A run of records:
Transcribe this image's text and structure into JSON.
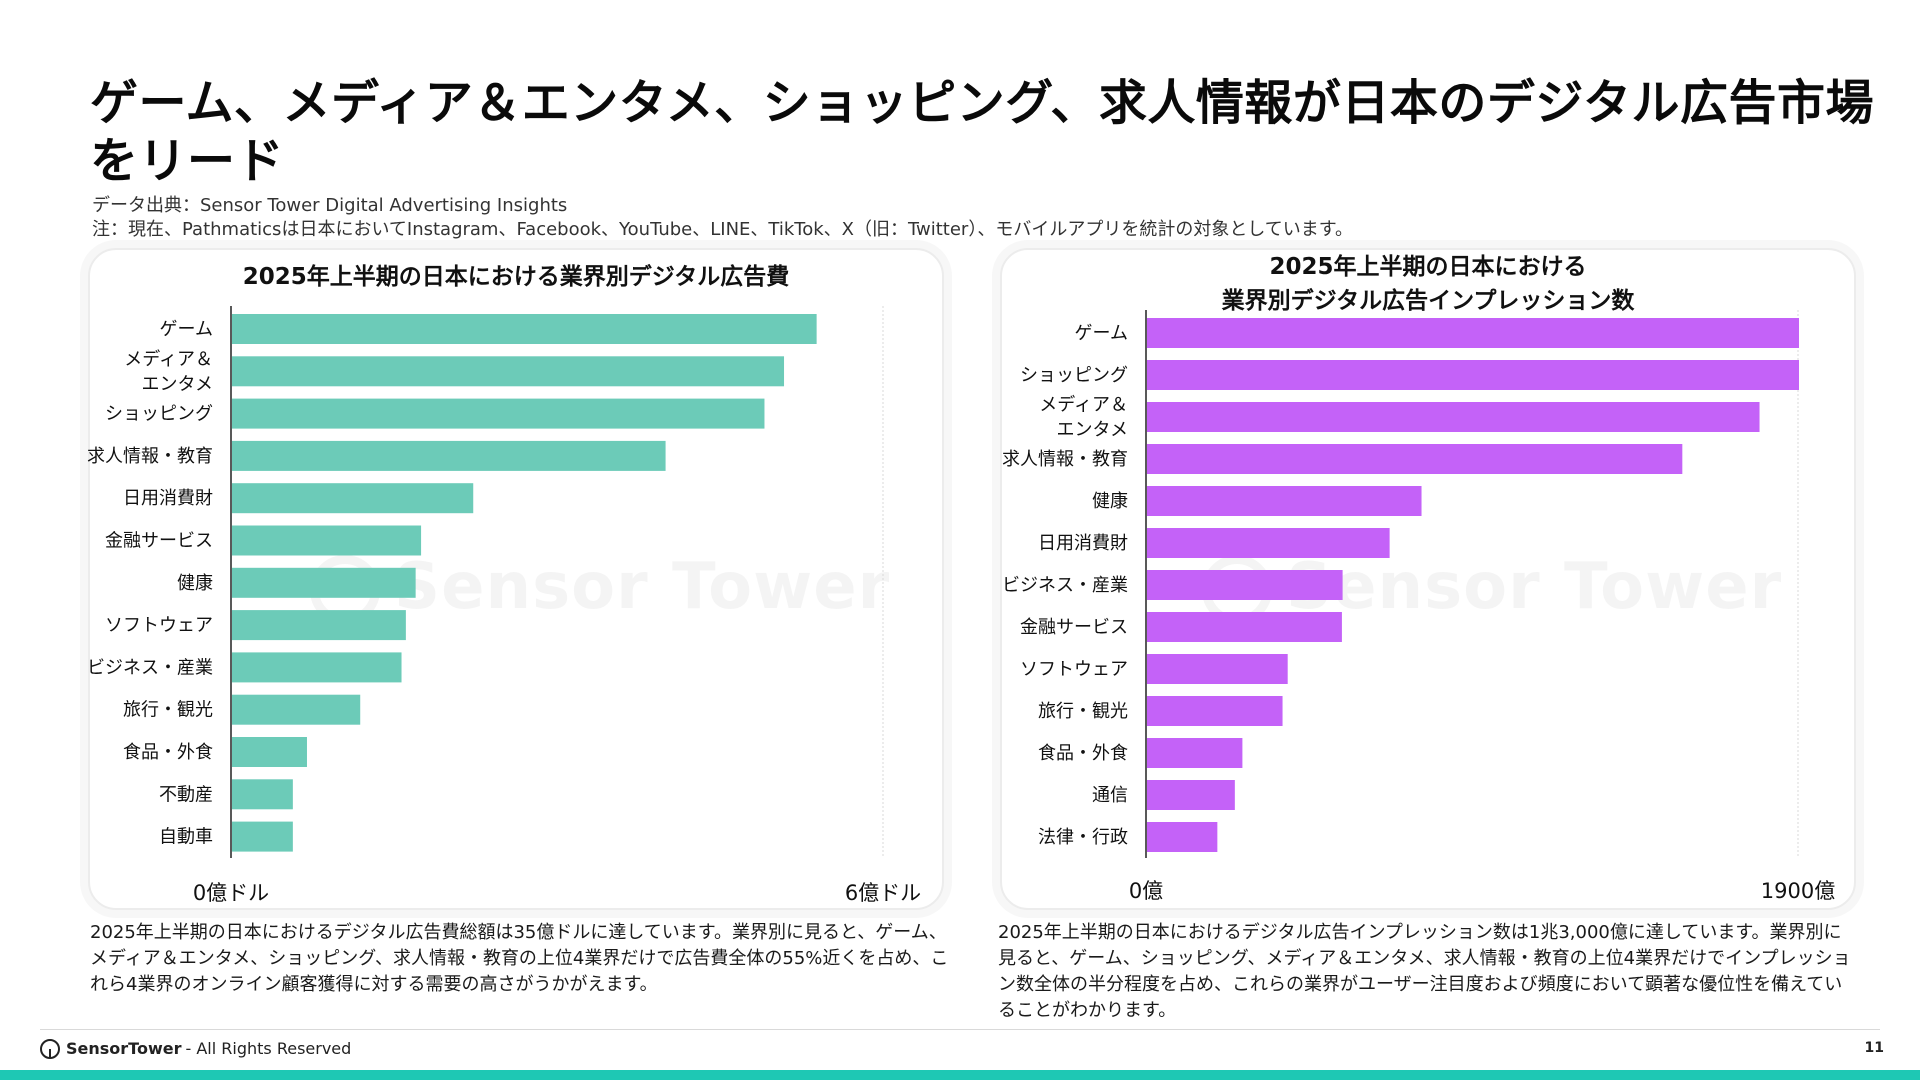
{
  "page": {
    "title": "ゲーム、メディア＆エンタメ、ショッピング、求人情報が日本のデジタル広告市場をリード",
    "source_line": "データ出典：Sensor Tower Digital Advertising Insights",
    "note_line": "注：現在、Pathmaticsは日本においてInstagram、Facebook、YouTube、LINE、TikTok、X（旧：Twitter）、モバイルアプリを統計の対象としています。"
  },
  "watermark": {
    "text": "Sensor Tower"
  },
  "chart_data": [
    {
      "type": "bar",
      "orientation": "horizontal",
      "title": "2025年上半期の日本における業界別デジタル広告費",
      "categories": [
        "ゲーム",
        "メディア＆\nエンタメ",
        "ショッピング",
        "求人情報・教育",
        "日用消費財",
        "金融サービス",
        "健康",
        "ソフトウェア",
        "ビジネス・産業",
        "旅行・観光",
        "食品・外食",
        "不動産",
        "自動車"
      ],
      "values": [
        5.38,
        5.08,
        4.9,
        3.99,
        2.22,
        1.74,
        1.69,
        1.6,
        1.56,
        1.18,
        0.69,
        0.56,
        0.56
      ],
      "xlim": [
        0,
        6
      ],
      "x_min_label": "0億ドル",
      "x_max_label": "6億ドル",
      "color": "#6ccbb8",
      "grid": "vertical line at max"
    },
    {
      "type": "bar",
      "orientation": "horizontal",
      "title": "2025年上半期の日本における\n業界別デジタル広告インプレッション数",
      "categories": [
        "ゲーム",
        "ショッピング",
        "メディア＆\nエンタメ",
        "求人情報・教育",
        "健康",
        "日用消費財",
        "ビジネス・産業",
        "金融サービス",
        "ソフトウェア",
        "旅行・観光",
        "食品・外食",
        "通信",
        "法律・行政"
      ],
      "values": [
        1900,
        1900,
        1785,
        1560,
        800,
        707,
        570,
        568,
        410,
        395,
        278,
        256,
        205
      ],
      "xlim": [
        0,
        1900
      ],
      "x_min_label": "0億",
      "x_max_label": "1900億",
      "color": "#c462f8",
      "grid": "vertical line at max"
    }
  ],
  "descriptions": {
    "left": "2025年上半期の日本におけるデジタル広告費総額は35億ドルに達しています。業界別に見ると、ゲーム、メディア＆エンタメ、ショッピング、求人情報・教育の上位4業界だけで広告費全体の55%近くを占め、これら4業界のオンライン顧客獲得に対する需要の高さがうかがえます。",
    "right": "2025年上半期の日本におけるデジタル広告インプレッション数は1兆3,000億に達しています。業界別に見ると、ゲーム、ショッピング、メディア＆エンタメ、求人情報・教育の上位4業界だけでインプレッション数全体の半分程度を占め、これらの業界がユーザー注目度および頻度において顕著な優位性を備えていることがわかります。"
  },
  "footer": {
    "brand": "SensorTower",
    "rights": "- All Rights Reserved",
    "page_number": "11",
    "bar_color": "#1ec8b4"
  }
}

» Problem requirements:
Copy the listing over exactly, skipping the pictures it holds.

» Exercise result:
Transcribe this image's text and structure into JSON.
{
  "page": {
    "title": "ゲーム、メディア＆エンタメ、ショッピング、求人情報が日本のデジタル広告市場をリード",
    "source_line": "データ出典：Sensor Tower Digital Advertising Insights",
    "note_line": "注：現在、Pathmaticsは日本においてInstagram、Facebook、YouTube、LINE、TikTok、X（旧：Twitter）、モバイルアプリを統計の対象としています。"
  },
  "watermark": {
    "text": "Sensor Tower"
  },
  "chart_data": [
    {
      "type": "bar",
      "orientation": "horizontal",
      "title": "2025年上半期の日本における業界別デジタル広告費",
      "categories": [
        "ゲーム",
        "メディア＆\nエンタメ",
        "ショッピング",
        "求人情報・教育",
        "日用消費財",
        "金融サービス",
        "健康",
        "ソフトウェア",
        "ビジネス・産業",
        "旅行・観光",
        "食品・外食",
        "不動産",
        "自動車"
      ],
      "values": [
        5.38,
        5.08,
        4.9,
        3.99,
        2.22,
        1.74,
        1.69,
        1.6,
        1.56,
        1.18,
        0.69,
        0.56,
        0.56
      ],
      "xlim": [
        0,
        6
      ],
      "x_min_label": "0億ドル",
      "x_max_label": "6億ドル",
      "color": "#6ccbb8",
      "grid": "vertical line at max"
    },
    {
      "type": "bar",
      "orientation": "horizontal",
      "title": "2025年上半期の日本における\n業界別デジタル広告インプレッション数",
      "categories": [
        "ゲーム",
        "ショッピング",
        "メディア＆\nエンタメ",
        "求人情報・教育",
        "健康",
        "日用消費財",
        "ビジネス・産業",
        "金融サービス",
        "ソフトウェア",
        "旅行・観光",
        "食品・外食",
        "通信",
        "法律・行政"
      ],
      "values": [
        1900,
        1900,
        1785,
        1560,
        800,
        707,
        570,
        568,
        410,
        395,
        278,
        256,
        205
      ],
      "xlim": [
        0,
        1900
      ],
      "x_min_label": "0億",
      "x_max_label": "1900億",
      "color": "#c462f8",
      "grid": "vertical line at max"
    }
  ],
  "descriptions": {
    "left": "2025年上半期の日本におけるデジタル広告費総額は35億ドルに達しています。業界別に見ると、ゲーム、メディア＆エンタメ、ショッピング、求人情報・教育の上位4業界だけで広告費全体の55%近くを占め、これら4業界のオンライン顧客獲得に対する需要の高さがうかがえます。",
    "right": "2025年上半期の日本におけるデジタル広告インプレッション数は1兆3,000億に達しています。業界別に見ると、ゲーム、ショッピング、メディア＆エンタメ、求人情報・教育の上位4業界だけでインプレッション数全体の半分程度を占め、これらの業界がユーザー注目度および頻度において顕著な優位性を備えていることがわかります。"
  },
  "footer": {
    "brand": "SensorTower",
    "rights": "- All Rights Reserved",
    "page_number": "11",
    "bar_color": "#1ec8b4"
  }
}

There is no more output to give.